#### Information given ####

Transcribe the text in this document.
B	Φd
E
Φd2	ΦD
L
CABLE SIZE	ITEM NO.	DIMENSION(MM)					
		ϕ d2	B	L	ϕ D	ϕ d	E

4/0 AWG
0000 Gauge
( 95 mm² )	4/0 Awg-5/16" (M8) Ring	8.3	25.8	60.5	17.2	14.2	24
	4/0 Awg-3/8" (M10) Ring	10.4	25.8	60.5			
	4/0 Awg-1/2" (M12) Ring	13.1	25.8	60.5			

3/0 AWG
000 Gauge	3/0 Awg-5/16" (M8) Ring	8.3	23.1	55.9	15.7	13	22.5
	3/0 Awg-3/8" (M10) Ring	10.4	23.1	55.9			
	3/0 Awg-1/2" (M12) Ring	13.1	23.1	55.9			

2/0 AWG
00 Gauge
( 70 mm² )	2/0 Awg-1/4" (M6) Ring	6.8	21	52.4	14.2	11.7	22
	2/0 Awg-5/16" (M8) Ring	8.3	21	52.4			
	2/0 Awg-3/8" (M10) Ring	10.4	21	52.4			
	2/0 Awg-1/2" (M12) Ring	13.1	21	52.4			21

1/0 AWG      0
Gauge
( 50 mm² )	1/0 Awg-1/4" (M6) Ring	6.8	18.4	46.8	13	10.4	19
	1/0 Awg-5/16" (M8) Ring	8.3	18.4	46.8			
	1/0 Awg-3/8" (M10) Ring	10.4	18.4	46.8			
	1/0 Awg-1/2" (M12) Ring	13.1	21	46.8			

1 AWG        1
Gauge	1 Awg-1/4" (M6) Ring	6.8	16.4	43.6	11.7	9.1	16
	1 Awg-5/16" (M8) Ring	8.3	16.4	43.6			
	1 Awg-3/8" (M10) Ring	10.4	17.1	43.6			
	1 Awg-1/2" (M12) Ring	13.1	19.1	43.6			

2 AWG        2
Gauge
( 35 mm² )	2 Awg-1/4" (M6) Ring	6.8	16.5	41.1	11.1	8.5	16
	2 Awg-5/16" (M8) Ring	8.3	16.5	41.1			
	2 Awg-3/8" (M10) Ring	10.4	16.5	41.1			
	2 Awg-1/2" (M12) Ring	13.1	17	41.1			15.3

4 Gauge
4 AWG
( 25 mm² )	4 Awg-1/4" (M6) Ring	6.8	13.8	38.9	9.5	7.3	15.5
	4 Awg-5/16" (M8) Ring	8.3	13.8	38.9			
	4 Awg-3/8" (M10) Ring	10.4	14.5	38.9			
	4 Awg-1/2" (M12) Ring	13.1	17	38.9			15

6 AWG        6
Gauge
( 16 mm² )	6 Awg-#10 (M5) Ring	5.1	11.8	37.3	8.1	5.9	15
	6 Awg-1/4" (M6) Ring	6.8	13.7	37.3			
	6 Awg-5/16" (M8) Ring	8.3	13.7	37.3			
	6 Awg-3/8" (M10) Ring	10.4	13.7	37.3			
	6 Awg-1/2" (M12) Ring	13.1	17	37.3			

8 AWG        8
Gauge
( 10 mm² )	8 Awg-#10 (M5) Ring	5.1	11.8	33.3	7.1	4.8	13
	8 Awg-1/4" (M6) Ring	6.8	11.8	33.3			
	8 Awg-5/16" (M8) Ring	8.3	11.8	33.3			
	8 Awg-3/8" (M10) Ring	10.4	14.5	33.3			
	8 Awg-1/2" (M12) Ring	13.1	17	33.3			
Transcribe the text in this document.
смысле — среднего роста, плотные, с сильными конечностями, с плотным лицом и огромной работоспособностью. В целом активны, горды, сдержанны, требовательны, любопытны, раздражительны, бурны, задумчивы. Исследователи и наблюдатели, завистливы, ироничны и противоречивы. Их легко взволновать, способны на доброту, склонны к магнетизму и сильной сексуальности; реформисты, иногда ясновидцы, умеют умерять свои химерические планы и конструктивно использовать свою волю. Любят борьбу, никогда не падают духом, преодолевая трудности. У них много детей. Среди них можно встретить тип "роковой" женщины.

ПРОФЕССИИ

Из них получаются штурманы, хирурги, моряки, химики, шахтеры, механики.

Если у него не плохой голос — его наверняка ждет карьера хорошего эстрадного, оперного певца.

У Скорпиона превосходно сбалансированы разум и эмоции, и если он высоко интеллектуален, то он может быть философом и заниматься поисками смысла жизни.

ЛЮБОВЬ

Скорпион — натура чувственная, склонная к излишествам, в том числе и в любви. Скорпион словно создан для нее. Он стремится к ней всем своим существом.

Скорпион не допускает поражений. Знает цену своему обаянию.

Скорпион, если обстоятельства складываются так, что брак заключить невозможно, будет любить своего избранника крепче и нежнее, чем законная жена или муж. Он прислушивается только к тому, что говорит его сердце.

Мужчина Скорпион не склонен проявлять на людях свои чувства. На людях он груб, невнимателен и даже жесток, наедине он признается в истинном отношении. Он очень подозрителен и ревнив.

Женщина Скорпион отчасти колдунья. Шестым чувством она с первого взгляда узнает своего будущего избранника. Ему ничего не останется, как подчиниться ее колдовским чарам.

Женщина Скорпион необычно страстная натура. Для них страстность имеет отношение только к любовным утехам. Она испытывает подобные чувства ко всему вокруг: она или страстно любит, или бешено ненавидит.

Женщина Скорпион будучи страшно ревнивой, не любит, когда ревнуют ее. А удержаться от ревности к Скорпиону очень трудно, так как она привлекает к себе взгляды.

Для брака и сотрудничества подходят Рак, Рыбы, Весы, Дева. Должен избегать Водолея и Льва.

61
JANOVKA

####

**The problem:** Return the full listing, character for character.

**The solution:**
Transcribe the text in this document.
B	Φd
E
Φd2	ΦD
L
CABLE SIZE	ITEM NO.	DIMENSION(MM)					
		ϕ d2	B	L	ϕ D	ϕ d	E

4/0 AWG
0000 Gauge
( 95 mm² )	4/0 Awg-5/16" (M8) Ring	8.3	25.8	60.5	17.2	14.2	24
	4/0 Awg-3/8" (M10) Ring	10.4	25.8	60.5			
	4/0 Awg-1/2" (M12) Ring	13.1	25.8	60.5			

3/0 AWG
000 Gauge	3/0 Awg-5/16" (M8) Ring	8.3	23.1	55.9	15.7	13	22.5
	3/0 Awg-3/8" (M10) Ring	10.4	23.1	55.9			
	3/0 Awg-1/2" (M12) Ring	13.1	23.1	55.9			

2/0 AWG
00 Gauge
( 70 mm² )	2/0 Awg-1/4" (M6) Ring	6.8	21	52.4	14.2	11.7	22
	2/0 Awg-5/16" (M8) Ring	8.3	21	52.4			
	2/0 Awg-3/8" (M10) Ring	10.4	21	52.4			
	2/0 Awg-1/2" (M12) Ring	13.1	21	52.4			21

1/0 AWG      0
Gauge
( 50 mm² )	1/0 Awg-1/4" (M6) Ring	6.8	18.4	46.8	13	10.4	19
	1/0 Awg-5/16" (M8) Ring	8.3	18.4	46.8			
	1/0 Awg-3/8" (M10) Ring	10.4	18.4	46.8			
	1/0 Awg-1/2" (M12) Ring	13.1	21	46.8			

1 AWG        1
Gauge	1 Awg-1/4" (M6) Ring	6.8	16.4	43.6	11.7	9.1	16
	1 Awg-5/16" (M8) Ring	8.3	16.4	43.6			
	1 Awg-3/8" (M10) Ring	10.4	17.1	43.6			
	1 Awg-1/2" (M12) Ring	13.1	19.1	43.6			

2 AWG        2
Gauge
( 35 mm² )	2 Awg-1/4" (M6) Ring	6.8	16.5	41.1	11.1	8.5	16
	2 Awg-5/16" (M8) Ring	8.3	16.5	41.1			
	2 Awg-3/8" (M10) Ring	10.4	16.5	41.1			
	2 Awg-1/2" (M12) Ring	13.1	17	41.1			15.3

4 Gauge
4 AWG
( 25 mm² )	4 Awg-1/4" (M6) Ring	6.8	13.8	38.9	9.5	7.3	15.5
	4 Awg-5/16" (M8) Ring	8.3	13.8	38.9			
	4 Awg-3/8" (M10) Ring	10.4	14.5	38.9			
	4 Awg-1/2" (M12) Ring	13.1	17	38.9			15

6 AWG        6
Gauge
( 16 mm² )	6 Awg-#10 (M5) Ring	5.1	11.8	37.3	8.1	5.9	15
	6 Awg-1/4" (M6) Ring	6.8	13.7	37.3			
	6 Awg-5/16" (M8) Ring	8.3	13.7	37.3			
	6 Awg-3/8" (M10) Ring	10.4	13.7	37.3			
	6 Awg-1/2" (M12) Ring	13.1	17	37.3			

8 AWG        8
Gauge
( 10 mm² )	8 Awg-#10 (M5) Ring	5.1	11.8	33.3	7.1	4.8	13
	8 Awg-1/4" (M6) Ring	6.8	11.8	33.3			
	8 Awg-5/16" (M8) Ring	8.3	11.8	33.3			
	8 Awg-3/8" (M10) Ring	10.4	14.5	33.3			
	8 Awg-1/2" (M12) Ring	13.1	17	33.3			
Transcribe the text in this document.
смысле — среднего роста, плотные, с сильными конечностями, с плотным лицом и огромной работоспособностью. В целом активны, горды, сдержанны, требовательны, любопытны, раздражительны, бурны, задумчивы. Исследователи и наблюдатели, завистливы, ироничны и противоречивы. Их легко взволновать, способны на доброту, склонны к магнетизму и сильной сексуальности; реформисты, иногда ясновидцы, умеют умерять свои химерические планы и конструктивно использовать свою волю. Любят борьбу, никогда не падают духом, преодолевая трудности. У них много детей. Среди них можно встретить тип "роковой" женщины.

ПРОФЕССИИ

Из них получаются штурманы, хирурги, моряки, химики, шахтеры, механики.

Если у него не плохой голос — его наверняка ждет карьера хорошего эстрадного, оперного певца.

У Скорпиона превосходно сбалансированы разум и эмоции, и если он высоко интеллектуален, то он может быть философом и заниматься поисками смысла жизни.

ЛЮБОВЬ

Скорпион — натура чувственная, склонная к излишествам, в том числе и в любви. Скорпион словно создан для нее. Он стремится к ней всем своим существом.

Скорпион не допускает поражений. Знает цену своему обаянию.

Скорпион, если обстоятельства складываются так, что брак заключить невозможно, будет любить своего избранника крепче и нежнее, чем законная жена или муж. Он прислушивается только к тому, что говорит его сердце.

Мужчина Скорпион не склонен проявлять на людях свои чувства. На людях он груб, невнимателен и даже жесток, наедине он признается в истинном отношении. Он очень подозрителен и ревнив.

Женщина Скорпион отчасти колдунья. Шестым чувством она с первого взгляда узнает своего будущего избранника. Ему ничего не останется, как подчиниться ее колдовским чарам.

Женщина Скорпион необычно страстная натура. Для них страстность имеет отношение только к любовным утехам. Она испытывает подобные чувства ко всему вокруг: она или страстно любит, или бешено ненавидит.

Женщина Скорпион будучи страшно ревнивой, не любит, когда ревнуют ее. А удержаться от ревности к Скорпиону очень трудно, так как она привлекает к себе взгляды.

Для брака и сотрудничества подходят Рак, Рыбы, Весы, Дева. Должен избегать Водолея и Льва.

61
JANOVKA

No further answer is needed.